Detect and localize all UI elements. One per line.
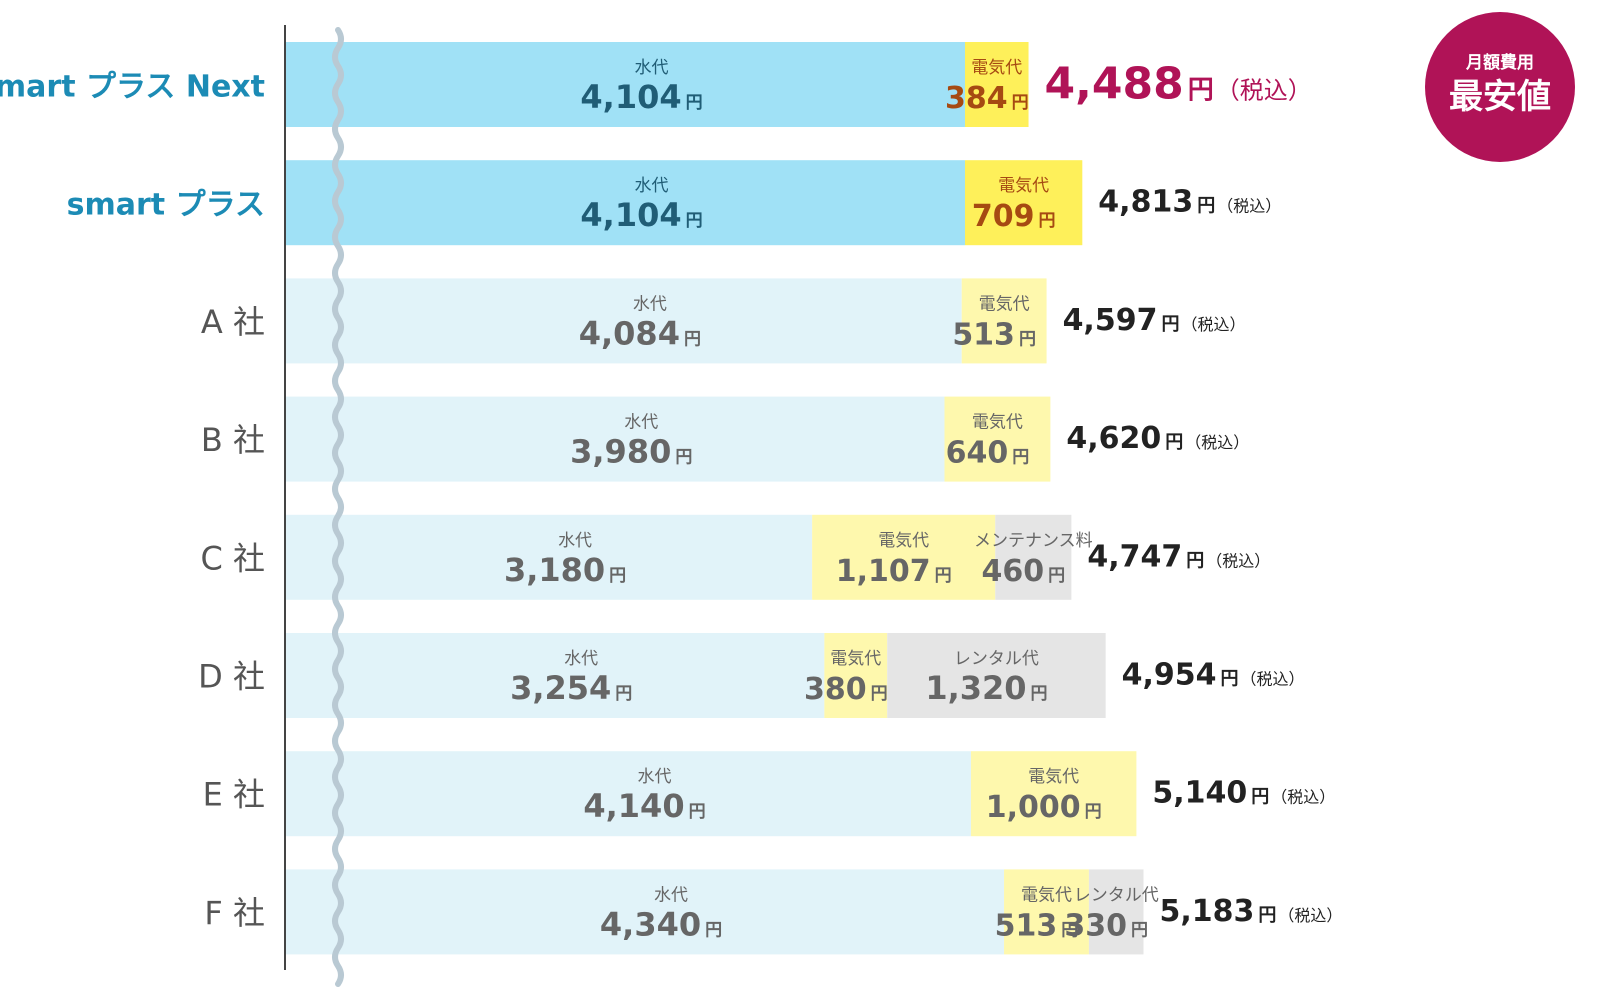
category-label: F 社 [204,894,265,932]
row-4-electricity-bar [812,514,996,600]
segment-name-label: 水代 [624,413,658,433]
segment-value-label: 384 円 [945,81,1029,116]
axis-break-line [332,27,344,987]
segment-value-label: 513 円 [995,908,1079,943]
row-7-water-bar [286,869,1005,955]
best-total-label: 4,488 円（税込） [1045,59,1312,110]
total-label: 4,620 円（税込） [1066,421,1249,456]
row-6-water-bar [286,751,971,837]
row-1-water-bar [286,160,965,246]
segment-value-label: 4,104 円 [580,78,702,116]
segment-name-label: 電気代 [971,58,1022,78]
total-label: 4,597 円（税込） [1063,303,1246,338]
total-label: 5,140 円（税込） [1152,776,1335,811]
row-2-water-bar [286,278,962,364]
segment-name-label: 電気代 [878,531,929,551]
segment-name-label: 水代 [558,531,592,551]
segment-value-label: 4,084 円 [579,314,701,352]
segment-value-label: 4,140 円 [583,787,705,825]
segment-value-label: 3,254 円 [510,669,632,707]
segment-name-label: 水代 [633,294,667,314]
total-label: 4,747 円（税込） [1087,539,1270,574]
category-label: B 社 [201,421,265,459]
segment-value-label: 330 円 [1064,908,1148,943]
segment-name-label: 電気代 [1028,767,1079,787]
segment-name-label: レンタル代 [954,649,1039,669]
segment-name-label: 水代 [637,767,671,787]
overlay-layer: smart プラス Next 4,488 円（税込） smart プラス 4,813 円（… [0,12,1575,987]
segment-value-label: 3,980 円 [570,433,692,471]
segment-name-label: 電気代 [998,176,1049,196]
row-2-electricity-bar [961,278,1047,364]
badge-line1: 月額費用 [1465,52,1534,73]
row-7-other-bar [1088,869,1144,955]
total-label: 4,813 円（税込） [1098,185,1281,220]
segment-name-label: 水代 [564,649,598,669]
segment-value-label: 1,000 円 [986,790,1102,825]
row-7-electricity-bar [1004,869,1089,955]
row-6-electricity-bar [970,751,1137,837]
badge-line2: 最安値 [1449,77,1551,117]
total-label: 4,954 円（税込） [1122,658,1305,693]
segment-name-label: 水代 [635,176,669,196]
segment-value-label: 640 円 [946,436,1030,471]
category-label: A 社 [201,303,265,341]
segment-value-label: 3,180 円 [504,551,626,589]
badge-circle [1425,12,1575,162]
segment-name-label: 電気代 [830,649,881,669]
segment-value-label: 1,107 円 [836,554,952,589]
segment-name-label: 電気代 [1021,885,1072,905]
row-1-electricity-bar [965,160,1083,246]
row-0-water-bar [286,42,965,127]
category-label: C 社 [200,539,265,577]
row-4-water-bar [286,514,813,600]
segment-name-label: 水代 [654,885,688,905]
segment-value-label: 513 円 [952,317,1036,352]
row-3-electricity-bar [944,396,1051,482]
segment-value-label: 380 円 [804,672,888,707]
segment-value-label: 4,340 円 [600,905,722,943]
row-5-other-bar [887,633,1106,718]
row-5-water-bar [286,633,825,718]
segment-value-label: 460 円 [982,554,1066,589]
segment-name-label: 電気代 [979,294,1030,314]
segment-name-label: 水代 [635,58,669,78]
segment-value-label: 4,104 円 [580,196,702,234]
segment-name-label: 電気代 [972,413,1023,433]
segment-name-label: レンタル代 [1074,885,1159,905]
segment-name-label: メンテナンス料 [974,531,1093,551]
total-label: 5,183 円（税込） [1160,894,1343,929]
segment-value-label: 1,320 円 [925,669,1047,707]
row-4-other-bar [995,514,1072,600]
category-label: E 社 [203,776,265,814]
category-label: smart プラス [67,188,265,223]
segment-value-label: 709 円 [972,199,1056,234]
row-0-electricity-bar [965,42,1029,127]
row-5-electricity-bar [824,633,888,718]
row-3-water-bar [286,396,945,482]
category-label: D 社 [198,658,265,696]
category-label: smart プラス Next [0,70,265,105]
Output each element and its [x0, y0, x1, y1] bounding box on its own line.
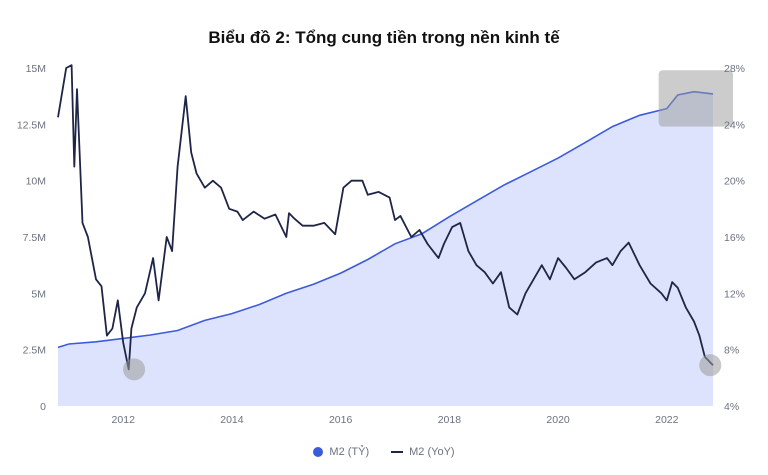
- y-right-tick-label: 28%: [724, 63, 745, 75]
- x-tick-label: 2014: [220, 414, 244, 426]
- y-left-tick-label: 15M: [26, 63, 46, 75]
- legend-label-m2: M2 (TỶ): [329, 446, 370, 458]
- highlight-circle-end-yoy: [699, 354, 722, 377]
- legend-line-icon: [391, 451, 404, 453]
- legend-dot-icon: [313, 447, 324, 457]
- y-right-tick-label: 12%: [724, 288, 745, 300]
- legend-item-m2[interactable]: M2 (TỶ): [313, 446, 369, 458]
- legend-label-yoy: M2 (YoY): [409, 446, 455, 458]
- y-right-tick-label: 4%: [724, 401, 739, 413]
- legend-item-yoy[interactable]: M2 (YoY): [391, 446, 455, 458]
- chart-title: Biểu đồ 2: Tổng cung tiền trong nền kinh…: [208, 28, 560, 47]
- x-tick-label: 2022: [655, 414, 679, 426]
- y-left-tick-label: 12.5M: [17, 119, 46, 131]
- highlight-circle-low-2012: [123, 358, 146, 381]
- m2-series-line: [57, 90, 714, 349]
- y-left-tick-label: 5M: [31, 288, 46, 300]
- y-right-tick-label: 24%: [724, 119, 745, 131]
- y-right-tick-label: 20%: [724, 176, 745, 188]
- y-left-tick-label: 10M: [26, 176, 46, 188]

****************

- [Description of the task] How many lines in the data above contain the string "left"? Reply with the number alone.

- [Expected output] 4